▸ Exercise tasks
1/ Summarize the account of the Continental pilots' strike in three sentences.
2/ Pick up the account of the Continental pilots' strike after its final sentence and carry it forward.

** Start Text shown **

For all its weaknesses and false starts, the Continental strike began to pinch Lorenzo once Dennis Higgins took command of the MEC. The surge of October crossovers ebbed and was not followed by any more “in-house” scabs in November. With the arrival of Captain Bob Kehs, the legendary “Dr. Strike” of Northwest’s many skirmishes with management, detailed by ALPA to supply technical and organizational know-how to the Continental pilots, their lines stiffened. Although plagued from beginning to end by a shortage of picket-line manpower, under Kehs’ expert tutelage (and, one must admit, a threat to cut off strike benefits), the Continental pilots bent to their unpleasant task, often joined by wives and children as they carried placards through airport terminals. They began mastering the arcane aspects of a strike, something other airline pilots in other days had done before them, not willingly, but with grim effectiveness.

Too grim, in some cases. Sporadic episodes of violence marked the strike: a bloody, decayed elk head tossed through a plate glass window of one crossover’s house; two Continental strikers, carried away by their fury, caught with a bomb they intended to plant in a scab’s garage (both later drew lengthy prison sentences); innumerable acts of petty harassment directed at nonstriking pilots. In short, the standard fare of labor strife, that ugly shadow that always emerges when livelihood and career come under threat—what old Dave Behncke once called “the heavy boot.”

The purpose of this increasingly efficient strike operation was to generate pressure for serious negotiations. As we have seen, fear that Lorenzo would run out of pilots before the end of October motivated him to talk, but he was also under court order to do so. With canny old Floyd Carpenter, veteran of many run-ins with Lorenzo at TXI, massaging every conceivable pressure point, the Continental negotiators did come up with a settlement Lorenzo would buy—sort of. In point of fact, these negotiations were heavily concessionary on ALPA’s part, little better than the EWRs Lorenzo had spelled out upon announcing his bankruptcy action.

** End Text shown **
** Start Data **

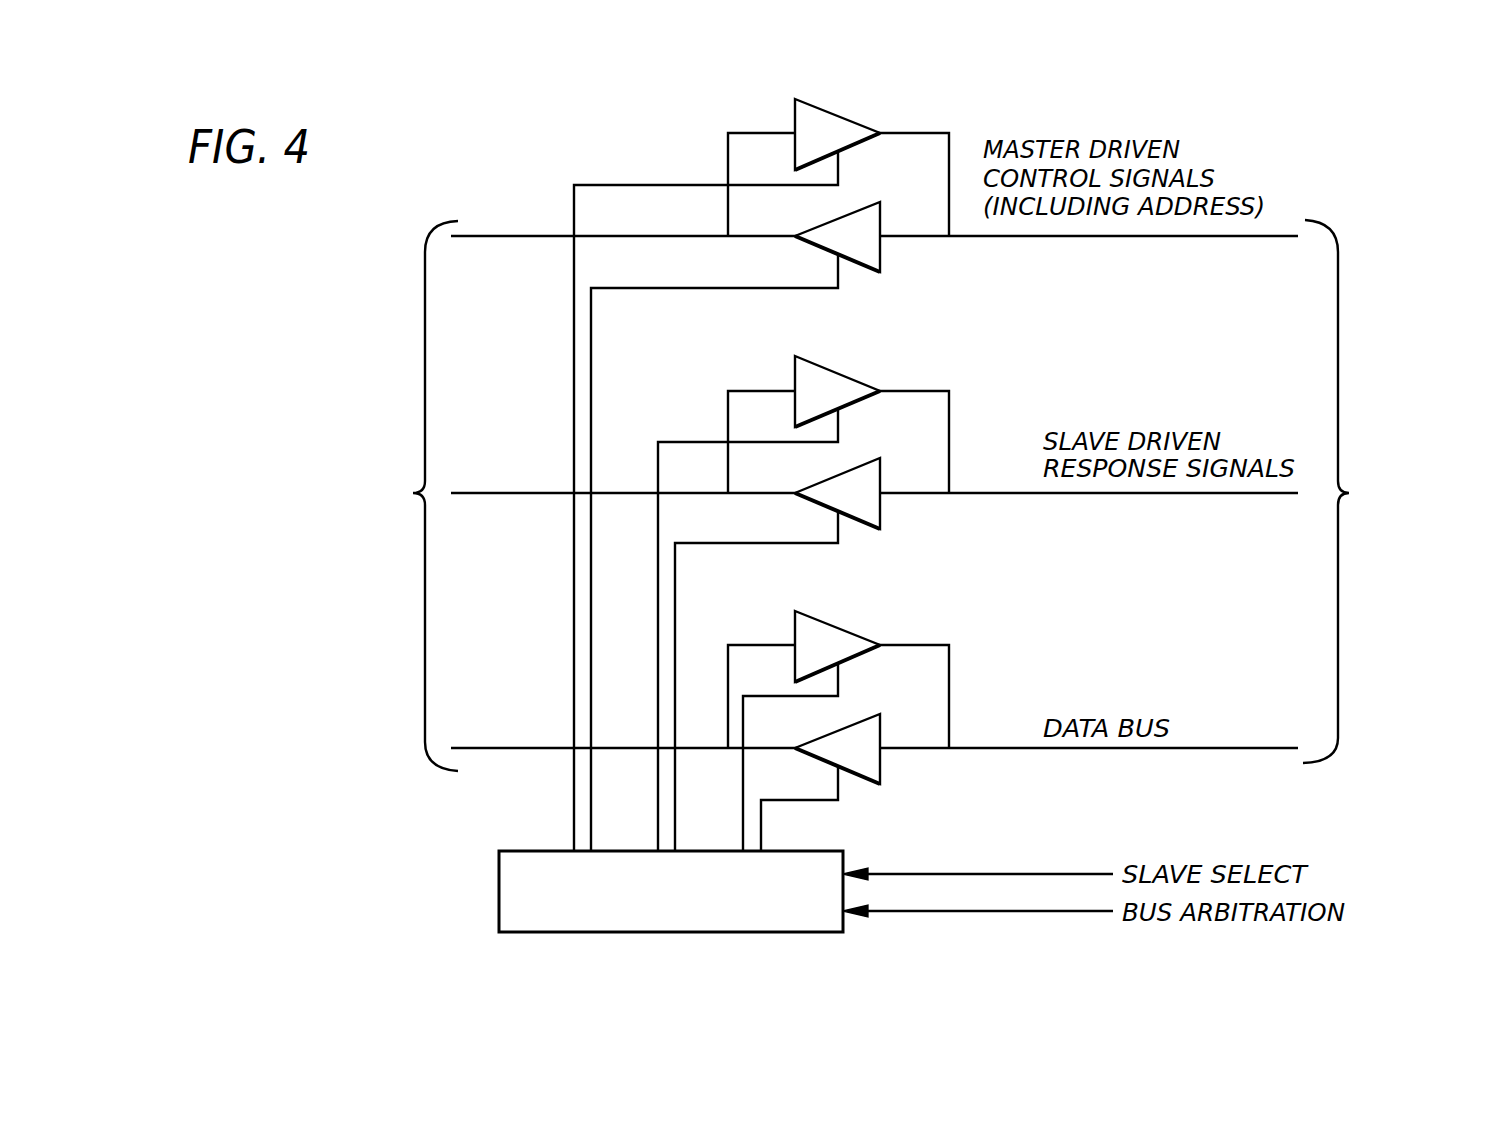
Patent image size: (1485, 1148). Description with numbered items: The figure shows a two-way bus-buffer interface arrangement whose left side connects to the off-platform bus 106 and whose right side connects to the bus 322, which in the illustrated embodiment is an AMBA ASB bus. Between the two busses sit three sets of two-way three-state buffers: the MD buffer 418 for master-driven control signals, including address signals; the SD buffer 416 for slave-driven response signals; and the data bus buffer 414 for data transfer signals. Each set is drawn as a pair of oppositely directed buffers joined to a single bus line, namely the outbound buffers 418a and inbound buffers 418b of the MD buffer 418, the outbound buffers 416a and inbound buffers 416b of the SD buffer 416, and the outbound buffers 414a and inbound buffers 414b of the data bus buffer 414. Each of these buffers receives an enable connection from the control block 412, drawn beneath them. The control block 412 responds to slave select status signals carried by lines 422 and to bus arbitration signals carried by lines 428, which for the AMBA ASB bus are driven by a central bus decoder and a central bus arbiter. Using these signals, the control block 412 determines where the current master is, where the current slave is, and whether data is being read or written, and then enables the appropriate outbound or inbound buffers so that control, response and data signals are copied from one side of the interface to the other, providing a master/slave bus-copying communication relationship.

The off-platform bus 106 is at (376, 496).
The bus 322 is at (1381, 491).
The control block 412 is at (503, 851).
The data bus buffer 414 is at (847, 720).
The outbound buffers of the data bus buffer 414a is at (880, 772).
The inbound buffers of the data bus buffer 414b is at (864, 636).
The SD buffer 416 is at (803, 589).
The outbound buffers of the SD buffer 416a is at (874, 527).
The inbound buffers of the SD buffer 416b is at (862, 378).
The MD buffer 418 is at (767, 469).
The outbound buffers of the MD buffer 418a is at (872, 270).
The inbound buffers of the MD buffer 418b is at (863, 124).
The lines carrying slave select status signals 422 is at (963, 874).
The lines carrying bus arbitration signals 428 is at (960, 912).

** End Data **
** Start Data **

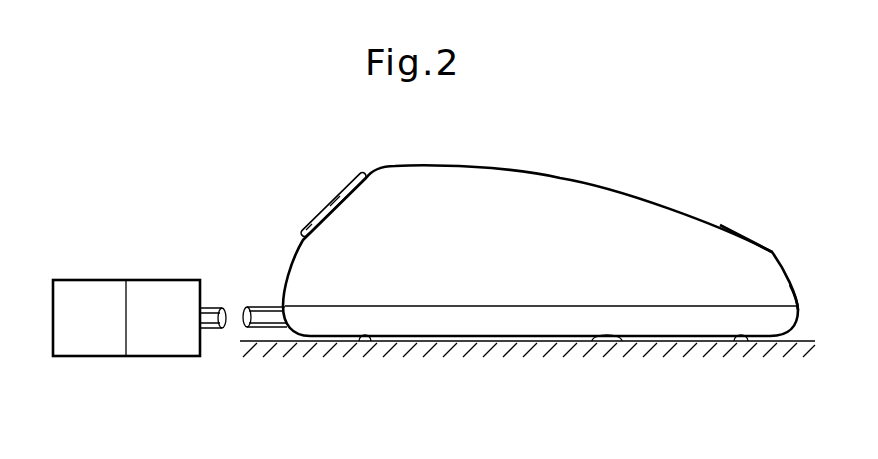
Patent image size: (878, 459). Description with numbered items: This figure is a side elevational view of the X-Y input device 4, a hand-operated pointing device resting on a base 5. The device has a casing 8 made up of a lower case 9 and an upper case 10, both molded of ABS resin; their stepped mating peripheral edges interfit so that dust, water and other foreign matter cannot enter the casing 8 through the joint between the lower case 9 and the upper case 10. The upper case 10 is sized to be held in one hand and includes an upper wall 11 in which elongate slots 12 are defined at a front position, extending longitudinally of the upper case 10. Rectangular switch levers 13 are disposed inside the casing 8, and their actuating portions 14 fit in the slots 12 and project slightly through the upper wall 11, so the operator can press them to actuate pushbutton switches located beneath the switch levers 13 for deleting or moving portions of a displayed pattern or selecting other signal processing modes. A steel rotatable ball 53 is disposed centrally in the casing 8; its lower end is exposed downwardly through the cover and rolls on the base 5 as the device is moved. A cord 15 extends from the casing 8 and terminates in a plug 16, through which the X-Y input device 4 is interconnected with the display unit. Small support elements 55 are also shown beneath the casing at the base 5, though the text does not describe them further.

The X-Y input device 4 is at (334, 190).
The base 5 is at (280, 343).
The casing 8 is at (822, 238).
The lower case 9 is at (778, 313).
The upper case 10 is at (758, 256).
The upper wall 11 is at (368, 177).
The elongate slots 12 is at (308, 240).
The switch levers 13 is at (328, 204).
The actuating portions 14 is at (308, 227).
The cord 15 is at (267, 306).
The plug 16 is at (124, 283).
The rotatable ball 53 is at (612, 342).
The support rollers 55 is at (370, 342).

** End Data **
** Start Data **

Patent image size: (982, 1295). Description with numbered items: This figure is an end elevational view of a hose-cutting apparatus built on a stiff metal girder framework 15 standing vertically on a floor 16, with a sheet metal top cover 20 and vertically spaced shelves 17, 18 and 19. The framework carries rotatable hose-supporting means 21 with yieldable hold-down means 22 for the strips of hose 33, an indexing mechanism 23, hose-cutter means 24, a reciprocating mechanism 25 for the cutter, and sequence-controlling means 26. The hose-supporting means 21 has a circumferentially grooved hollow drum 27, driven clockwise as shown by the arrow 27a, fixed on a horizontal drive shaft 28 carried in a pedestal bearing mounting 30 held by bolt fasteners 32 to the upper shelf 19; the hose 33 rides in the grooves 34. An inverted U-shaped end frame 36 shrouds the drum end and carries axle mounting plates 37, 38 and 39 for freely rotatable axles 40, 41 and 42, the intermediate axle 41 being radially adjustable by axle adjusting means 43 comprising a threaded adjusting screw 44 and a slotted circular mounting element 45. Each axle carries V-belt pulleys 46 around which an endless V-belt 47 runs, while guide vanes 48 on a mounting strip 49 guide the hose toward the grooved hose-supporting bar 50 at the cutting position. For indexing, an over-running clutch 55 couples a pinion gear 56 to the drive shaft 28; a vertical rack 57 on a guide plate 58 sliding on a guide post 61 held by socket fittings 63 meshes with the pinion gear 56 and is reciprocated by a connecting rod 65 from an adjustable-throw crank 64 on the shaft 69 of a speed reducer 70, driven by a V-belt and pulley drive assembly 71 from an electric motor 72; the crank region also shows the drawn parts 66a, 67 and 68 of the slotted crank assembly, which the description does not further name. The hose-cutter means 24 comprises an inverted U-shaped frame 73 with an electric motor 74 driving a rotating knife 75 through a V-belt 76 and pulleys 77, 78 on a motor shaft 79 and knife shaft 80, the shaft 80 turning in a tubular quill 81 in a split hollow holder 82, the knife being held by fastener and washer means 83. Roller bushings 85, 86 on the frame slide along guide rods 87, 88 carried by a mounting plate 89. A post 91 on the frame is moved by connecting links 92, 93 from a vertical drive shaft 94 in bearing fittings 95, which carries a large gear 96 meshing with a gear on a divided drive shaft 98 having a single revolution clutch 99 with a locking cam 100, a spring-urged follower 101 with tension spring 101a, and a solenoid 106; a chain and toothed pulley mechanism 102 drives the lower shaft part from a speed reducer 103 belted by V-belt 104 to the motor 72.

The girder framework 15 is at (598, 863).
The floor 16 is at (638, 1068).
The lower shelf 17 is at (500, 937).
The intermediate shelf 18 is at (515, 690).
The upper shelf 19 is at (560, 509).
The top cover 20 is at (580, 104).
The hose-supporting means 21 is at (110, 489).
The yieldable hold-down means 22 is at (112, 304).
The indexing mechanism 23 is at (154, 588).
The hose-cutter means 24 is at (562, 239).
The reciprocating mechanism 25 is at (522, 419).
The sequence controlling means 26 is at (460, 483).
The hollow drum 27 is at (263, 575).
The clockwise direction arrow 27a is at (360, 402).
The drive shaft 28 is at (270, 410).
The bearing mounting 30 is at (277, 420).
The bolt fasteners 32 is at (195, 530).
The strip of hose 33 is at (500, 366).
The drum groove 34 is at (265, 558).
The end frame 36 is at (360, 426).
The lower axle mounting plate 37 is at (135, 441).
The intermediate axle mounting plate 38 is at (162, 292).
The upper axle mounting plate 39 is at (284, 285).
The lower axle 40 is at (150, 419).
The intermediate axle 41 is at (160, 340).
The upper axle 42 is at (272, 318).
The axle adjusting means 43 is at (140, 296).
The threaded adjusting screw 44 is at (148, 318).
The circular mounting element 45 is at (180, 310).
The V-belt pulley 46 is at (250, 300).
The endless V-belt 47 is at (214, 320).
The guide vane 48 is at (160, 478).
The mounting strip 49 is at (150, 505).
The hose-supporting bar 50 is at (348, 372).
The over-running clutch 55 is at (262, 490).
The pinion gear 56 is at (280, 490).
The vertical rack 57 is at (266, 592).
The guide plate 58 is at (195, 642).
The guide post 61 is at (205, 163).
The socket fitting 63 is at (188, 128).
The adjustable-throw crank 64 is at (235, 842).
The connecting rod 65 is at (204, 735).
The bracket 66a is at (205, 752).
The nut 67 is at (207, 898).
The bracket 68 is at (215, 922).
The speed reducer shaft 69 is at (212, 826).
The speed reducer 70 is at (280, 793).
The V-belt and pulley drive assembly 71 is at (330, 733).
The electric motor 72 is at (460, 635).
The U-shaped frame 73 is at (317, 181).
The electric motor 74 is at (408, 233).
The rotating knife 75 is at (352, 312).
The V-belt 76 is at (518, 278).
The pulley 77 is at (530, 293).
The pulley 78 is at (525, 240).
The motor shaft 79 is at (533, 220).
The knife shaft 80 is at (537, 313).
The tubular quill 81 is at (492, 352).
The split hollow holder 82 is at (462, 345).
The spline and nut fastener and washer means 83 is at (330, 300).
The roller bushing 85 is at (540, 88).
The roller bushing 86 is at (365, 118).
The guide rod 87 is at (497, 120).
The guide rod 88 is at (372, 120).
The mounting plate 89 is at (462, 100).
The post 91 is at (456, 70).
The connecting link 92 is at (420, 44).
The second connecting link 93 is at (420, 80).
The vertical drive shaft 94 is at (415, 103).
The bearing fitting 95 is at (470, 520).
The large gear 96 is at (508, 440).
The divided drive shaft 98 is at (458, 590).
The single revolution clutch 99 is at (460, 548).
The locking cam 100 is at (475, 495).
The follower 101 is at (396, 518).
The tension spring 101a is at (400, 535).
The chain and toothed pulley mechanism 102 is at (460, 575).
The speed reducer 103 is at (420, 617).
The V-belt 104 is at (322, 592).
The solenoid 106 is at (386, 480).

** End Data **

▸ Answers given
1/ Once Dennis Higgins took command of the MEC and ALPA sent Captain Bob Kehs to advise them, the Continental pilots' strike stiffened, the crossovers ebbed, and strikers, often joined by their families, picketed airport terminals despite a shortage of manpower. The strike also brought sporadic violence, including a decayed elk head thrown through a crossover's window, two strikers caught with a bomb meant for a scab's garage, and countless acts of petty harassment against nonstriking pilots. The strike was meant to push Lorenzo into serious negotiations, and with Floyd Carpenter working every pressure point the negotiators reached a settlement Lorenzo would more or less accept, though it was heavily concessionary on ALPA's part.

2/
During tense negotiations in late October, when Lorenzo still wasn’t sure he could staff his airline and while ALPA worried that the Continental strikers might continue to cross the picket line in large numbers, a compromise seemed to emerge. As a steady veteran of the Lorenzo Wars at TXI, new MEC Chairman Dennis Higgins was anxious to see these negotiations succeed, but he recognized the disastrous effect dashed hopes would have.

“How do you hold a pilot group together when it runs from emotional peak to valley?” Higgins asks rhetorically. “They would look at some event, like a court date, and attach great significance to it. When it didn’t work, they really hit bottom emotionally. I had to shallow these emotional swings out of the pilot group, to play down their expectations while looking for a negotiated solution. So, at the various crew bases, I started a series of meetings in which I told them, ‘Frank’s got us off the property and he’s not going to let us back unless we keep a steady hand.’”

By November, the Continental pilots’ negotiators seemed successful. But well aware of Lorenzo’s supple mind and devious abilities, Higgins remained wary—for good reasons.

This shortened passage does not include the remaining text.